Identify each line in the records below that contains the word "приобретенного", and copy it.
>> BEGIN Given information
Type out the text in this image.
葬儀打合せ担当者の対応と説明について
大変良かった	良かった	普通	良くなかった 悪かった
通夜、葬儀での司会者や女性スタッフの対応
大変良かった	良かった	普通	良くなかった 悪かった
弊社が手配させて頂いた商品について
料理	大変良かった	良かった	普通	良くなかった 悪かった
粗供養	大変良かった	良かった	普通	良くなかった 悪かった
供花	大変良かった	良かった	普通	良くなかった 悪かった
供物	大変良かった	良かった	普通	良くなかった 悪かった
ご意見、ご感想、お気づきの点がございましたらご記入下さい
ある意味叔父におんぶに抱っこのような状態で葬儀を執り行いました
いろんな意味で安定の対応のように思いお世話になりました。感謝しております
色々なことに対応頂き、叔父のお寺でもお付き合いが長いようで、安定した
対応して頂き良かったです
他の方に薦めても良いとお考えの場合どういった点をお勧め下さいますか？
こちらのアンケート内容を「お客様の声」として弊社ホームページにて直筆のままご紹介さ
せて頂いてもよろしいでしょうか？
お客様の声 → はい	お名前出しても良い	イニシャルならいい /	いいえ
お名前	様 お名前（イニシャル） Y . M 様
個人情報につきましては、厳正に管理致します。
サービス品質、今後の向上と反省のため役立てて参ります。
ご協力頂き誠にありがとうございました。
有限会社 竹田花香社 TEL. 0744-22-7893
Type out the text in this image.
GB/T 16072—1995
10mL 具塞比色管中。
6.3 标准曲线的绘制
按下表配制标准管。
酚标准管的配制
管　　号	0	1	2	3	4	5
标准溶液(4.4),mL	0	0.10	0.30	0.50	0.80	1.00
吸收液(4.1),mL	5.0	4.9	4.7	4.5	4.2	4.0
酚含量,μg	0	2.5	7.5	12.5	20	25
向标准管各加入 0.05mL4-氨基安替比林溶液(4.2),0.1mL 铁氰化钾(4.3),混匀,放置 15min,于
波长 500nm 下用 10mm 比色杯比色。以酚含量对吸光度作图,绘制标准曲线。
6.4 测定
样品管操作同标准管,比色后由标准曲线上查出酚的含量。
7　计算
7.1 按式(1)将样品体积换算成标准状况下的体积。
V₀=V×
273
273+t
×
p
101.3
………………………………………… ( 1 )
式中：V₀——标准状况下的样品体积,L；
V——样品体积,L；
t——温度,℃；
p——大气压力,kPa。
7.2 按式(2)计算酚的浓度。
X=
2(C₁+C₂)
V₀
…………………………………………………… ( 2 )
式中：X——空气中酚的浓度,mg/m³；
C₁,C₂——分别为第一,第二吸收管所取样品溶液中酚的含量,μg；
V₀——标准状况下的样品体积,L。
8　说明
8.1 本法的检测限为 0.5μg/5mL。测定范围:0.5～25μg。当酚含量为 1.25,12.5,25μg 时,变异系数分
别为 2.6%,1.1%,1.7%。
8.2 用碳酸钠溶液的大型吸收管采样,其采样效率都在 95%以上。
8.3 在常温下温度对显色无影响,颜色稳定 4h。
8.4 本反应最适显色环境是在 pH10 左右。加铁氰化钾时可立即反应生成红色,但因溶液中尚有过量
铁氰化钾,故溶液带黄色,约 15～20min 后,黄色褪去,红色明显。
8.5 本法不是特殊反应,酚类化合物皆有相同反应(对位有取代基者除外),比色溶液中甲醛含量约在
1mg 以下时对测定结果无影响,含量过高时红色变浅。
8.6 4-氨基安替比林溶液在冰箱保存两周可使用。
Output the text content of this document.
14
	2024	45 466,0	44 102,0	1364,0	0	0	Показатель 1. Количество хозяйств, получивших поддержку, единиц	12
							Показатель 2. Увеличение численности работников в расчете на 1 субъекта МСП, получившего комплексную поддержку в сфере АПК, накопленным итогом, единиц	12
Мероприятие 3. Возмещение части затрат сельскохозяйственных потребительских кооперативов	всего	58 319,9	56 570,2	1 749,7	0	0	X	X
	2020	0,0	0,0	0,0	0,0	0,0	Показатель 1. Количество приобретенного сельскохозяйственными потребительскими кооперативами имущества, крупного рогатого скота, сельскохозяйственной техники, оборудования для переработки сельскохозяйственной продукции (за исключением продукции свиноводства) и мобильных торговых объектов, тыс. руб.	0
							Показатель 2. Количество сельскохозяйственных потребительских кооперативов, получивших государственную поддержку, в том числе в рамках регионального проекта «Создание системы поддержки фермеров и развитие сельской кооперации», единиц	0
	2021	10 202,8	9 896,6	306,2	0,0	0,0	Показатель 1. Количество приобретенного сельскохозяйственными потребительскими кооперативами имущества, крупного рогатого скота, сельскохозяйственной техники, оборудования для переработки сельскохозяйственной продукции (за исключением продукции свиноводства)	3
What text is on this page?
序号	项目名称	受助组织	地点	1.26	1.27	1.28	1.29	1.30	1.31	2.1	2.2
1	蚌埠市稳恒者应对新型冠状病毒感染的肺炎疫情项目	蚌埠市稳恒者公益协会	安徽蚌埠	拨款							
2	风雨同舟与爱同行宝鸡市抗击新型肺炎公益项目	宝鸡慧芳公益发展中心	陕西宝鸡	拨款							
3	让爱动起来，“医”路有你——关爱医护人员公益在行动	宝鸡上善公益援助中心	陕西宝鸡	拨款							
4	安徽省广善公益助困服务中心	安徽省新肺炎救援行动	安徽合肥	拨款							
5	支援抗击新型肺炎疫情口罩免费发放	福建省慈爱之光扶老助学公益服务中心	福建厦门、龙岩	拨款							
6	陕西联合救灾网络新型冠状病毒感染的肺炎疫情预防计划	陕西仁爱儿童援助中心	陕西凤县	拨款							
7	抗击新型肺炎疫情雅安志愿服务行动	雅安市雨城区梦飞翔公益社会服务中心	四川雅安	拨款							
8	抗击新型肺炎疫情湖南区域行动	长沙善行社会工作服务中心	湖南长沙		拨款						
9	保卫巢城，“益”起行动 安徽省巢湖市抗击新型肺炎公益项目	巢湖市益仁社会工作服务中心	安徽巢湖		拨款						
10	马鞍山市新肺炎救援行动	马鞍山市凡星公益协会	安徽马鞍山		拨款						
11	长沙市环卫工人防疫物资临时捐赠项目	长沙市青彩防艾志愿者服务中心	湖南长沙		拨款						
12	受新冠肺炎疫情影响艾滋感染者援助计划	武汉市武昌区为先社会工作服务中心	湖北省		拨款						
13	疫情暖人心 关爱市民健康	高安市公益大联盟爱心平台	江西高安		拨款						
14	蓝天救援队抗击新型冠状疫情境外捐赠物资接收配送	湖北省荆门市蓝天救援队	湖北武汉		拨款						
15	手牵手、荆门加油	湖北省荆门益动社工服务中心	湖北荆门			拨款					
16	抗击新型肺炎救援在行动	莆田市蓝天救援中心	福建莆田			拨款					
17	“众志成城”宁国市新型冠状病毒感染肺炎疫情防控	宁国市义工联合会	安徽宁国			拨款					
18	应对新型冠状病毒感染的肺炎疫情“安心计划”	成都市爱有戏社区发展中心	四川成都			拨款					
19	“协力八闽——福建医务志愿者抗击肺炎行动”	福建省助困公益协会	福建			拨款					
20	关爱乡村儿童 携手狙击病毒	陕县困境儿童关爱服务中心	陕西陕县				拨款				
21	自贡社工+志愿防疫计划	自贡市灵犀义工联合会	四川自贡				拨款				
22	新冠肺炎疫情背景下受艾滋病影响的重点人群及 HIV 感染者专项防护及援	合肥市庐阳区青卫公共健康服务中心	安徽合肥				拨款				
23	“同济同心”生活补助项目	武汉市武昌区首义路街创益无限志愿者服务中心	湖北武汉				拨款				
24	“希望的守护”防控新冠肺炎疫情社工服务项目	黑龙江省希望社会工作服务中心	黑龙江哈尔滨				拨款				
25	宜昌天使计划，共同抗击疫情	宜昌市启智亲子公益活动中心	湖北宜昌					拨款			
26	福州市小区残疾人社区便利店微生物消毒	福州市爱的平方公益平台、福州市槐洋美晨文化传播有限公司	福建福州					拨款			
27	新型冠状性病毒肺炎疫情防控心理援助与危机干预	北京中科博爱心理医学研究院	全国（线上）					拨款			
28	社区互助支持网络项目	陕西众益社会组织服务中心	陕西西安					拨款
>> END Given information
§ **Output for this exercise**:
	2020	0,0	0,0	0,0	0,0	0,0	Показатель 1. Количество приобретенного сельскохозяйственными потребительскими кооперативами имущества, крупного рогатого скота, сельскохозяйственной техники, оборудования для переработки сельскохозяйственной продукции (за исключением продукции свиноводства) и мобильных торговых объектов, тыс. руб.	0
	2021	10 202,8	9 896,6	306,2	0,0	0,0	Показатель 1. Количество приобретенного сельскохозяйственными потребительскими кооперативами имущества, крупного рогатого скота, сельскохозяйственной техники, оборудования для переработки сельскохозяйственной продукции (за исключением продукции свиноводства)	3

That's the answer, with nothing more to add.